> _EXCERPTED PASSAGE_:
Citation : 2008 Latest Caselaw 1107 Del
Judgement Date : 23 July, 2008

Delhi High Court
Puri And Co. vs Indian Institute Of Technology on 23 July, 2008
Author: S.Ravindra Bhat
      *     IN THE HIGH COURT OF DELHI AT NEW DELHI
                   +    CS(OS) 2652A/1987

                                          Reserved on: July 10,2008
                                       Pronounced on July 23, 2008

      PURI AND CO.                            ......Plaintiff.
                        Through Mr. V.K. Mishra, Advocate.

                                 Vs.

      INDIAN INSTITUTE OF TECHNOLOGY         ......Defendant.
                     Through Mr. Suresh Sinha, advocate
                      with Mr. L.P. Sinha, Advocate.

CORAM:
Hon'ble Mr. Justice S. Ravindra Bhat

1.    Whether reporters of local papers may be
      allowed to see the judgment?                      Yes

2.    To be referred to the Reporter or not?            Yes

3.    Whether the judgment should be reported
      in the Digest?                                    Yes

Hon'ble Mr. Justice S. Ravindra Bhat:

1.          In this suit, the claimaint/objector (hereafter referred to

as the plaintiff) challenges the award dated 20.7.1987 of a sole

arbitrator appointed by the parties, to adjudicate their inter se

disputes.

2.          The plaintiff was awarded the work of construction of a

building for the Association of Indian Universities, at 16 Kotla Road,

CS(OS) 2652A/1987                                page No.1 of 12
 New Delhi which included the building portion, Water supply,

Sanitary installation and Drainage. The works were awarded by the

defendant/Indian Institute of Technology (hereafter called "IIT").

Clause 25 of the agreement enjoined the parties to refer inter se

disputes to arbitration. The plaintiff raised certain demands which

were referred to the arbitration of Prof. N.M. Swani, a Director of the

IIT. He entered upon reference on 11.11.1986.        After considering

materials on record and the rival pleadings, the arbitrator published

his award on 20.7.1987. As against 20 claims of the plaintiff, the

arbitrator awarded six claims and partially allowed one claim. He

directed payment of 12% per annum simple interest to the claimant.

The IIT, respondent in the arbitration proceedings had counter

claimed on six heads which were rejected.

3. In these proceedings, during the course of hearing arguments

were addressed on the findings of the arbitrator in respect of claim

No.1, claim No.2 and claim Nos. 15 & 16.

> _OBJECTIVE A_:
In the judgment excerpt, on what date did the arbitrator publish his award?
The judgment excerpt and the listing are unrelated pieces of material.

[Items from a dataset]
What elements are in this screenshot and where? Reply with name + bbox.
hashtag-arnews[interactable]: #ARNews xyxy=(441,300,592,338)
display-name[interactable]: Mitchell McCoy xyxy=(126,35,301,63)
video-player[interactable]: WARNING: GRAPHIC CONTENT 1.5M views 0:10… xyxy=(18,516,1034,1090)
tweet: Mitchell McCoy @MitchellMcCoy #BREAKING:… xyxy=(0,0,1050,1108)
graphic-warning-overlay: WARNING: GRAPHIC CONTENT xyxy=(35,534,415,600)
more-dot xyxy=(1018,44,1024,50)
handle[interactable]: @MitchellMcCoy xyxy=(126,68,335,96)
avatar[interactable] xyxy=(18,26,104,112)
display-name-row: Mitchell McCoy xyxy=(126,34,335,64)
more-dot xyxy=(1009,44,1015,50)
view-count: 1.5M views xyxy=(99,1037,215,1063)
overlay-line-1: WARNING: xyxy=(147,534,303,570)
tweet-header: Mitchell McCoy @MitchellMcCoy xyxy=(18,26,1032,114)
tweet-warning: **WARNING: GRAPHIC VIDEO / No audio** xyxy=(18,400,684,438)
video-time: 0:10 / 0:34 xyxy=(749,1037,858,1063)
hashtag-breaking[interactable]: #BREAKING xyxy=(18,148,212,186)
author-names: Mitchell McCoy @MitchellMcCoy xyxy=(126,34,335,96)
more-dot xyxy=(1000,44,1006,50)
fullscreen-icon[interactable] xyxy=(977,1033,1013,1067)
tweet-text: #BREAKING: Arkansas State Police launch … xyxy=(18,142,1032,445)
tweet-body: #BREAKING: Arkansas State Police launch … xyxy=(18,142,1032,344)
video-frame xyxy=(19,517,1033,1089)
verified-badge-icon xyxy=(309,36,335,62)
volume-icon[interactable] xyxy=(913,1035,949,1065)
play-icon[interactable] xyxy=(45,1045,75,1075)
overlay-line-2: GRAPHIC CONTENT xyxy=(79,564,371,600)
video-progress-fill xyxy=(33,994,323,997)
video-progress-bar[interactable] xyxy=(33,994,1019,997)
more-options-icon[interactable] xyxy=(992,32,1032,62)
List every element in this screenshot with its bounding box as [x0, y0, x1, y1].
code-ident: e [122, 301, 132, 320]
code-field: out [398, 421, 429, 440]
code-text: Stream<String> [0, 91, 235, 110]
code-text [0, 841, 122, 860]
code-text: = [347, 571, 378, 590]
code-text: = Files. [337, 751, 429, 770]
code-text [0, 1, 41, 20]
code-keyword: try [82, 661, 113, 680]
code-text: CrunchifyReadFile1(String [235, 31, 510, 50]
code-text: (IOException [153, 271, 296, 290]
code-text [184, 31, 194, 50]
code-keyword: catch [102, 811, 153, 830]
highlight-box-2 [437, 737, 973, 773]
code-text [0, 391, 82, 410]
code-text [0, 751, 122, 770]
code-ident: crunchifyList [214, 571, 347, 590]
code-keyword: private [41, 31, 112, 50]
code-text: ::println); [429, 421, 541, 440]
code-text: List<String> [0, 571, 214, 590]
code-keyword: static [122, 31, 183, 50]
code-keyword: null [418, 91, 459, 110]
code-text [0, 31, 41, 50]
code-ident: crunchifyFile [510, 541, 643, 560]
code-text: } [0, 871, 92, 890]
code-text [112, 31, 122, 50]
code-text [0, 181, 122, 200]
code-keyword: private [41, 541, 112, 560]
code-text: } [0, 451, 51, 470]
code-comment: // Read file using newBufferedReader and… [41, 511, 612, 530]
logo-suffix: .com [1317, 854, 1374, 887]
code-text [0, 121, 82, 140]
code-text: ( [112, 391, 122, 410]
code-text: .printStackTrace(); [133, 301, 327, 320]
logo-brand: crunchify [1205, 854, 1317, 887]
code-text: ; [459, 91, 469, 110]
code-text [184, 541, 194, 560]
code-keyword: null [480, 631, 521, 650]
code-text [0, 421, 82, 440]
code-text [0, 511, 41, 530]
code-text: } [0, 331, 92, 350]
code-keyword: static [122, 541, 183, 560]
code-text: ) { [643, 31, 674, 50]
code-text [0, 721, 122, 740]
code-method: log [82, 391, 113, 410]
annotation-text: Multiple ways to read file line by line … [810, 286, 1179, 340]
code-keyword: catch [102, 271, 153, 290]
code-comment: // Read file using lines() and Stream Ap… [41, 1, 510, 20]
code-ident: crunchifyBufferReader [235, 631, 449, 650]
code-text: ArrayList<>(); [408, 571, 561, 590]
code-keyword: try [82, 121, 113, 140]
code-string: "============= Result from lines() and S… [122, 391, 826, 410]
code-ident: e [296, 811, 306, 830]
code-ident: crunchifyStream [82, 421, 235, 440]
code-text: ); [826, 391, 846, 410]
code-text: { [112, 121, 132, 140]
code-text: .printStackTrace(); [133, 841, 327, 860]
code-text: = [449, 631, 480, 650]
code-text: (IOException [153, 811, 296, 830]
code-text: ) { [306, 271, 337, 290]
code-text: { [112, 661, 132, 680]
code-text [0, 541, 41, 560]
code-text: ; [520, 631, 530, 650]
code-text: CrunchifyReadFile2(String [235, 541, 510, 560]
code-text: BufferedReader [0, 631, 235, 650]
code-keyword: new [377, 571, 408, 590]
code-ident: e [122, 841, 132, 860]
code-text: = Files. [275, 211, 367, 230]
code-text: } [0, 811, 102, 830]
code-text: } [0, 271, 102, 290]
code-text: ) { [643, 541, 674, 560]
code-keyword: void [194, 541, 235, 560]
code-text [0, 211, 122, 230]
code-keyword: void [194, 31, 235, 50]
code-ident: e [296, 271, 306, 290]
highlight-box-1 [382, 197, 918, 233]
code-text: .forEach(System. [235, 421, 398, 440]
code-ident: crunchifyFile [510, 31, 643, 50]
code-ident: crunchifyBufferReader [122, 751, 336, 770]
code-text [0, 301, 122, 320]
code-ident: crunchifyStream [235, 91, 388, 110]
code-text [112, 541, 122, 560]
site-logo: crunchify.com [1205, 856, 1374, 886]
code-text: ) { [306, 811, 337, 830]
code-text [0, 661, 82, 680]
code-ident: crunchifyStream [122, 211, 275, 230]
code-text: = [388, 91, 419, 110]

> _OBJECTIVE B_:
Return the listing lines exactly as they appear, starting at the first line of the listing and ending at the line that contains "more-dot xyxy=(1018,44,1024,50)", with both of those lines included.

> _WRITTEN RESPONSE A_:
20.7.1987

> _WRITTEN RESPONSE B_:
What elements are in this screenshot and where? Reply with name + bbox.
hashtag-arnews[interactable]: #ARNews xyxy=(441,300,592,338)
display-name[interactable]: Mitchell McCoy xyxy=(126,35,301,63)
video-player[interactable]: WARNING: GRAPHIC CONTENT 1.5M views 0:10… xyxy=(18,516,1034,1090)
tweet: Mitchell McCoy @MitchellMcCoy #BREAKING:… xyxy=(0,0,1050,1108)
graphic-warning-overlay: WARNING: GRAPHIC CONTENT xyxy=(35,534,415,600)
more-dot xyxy=(1018,44,1024,50)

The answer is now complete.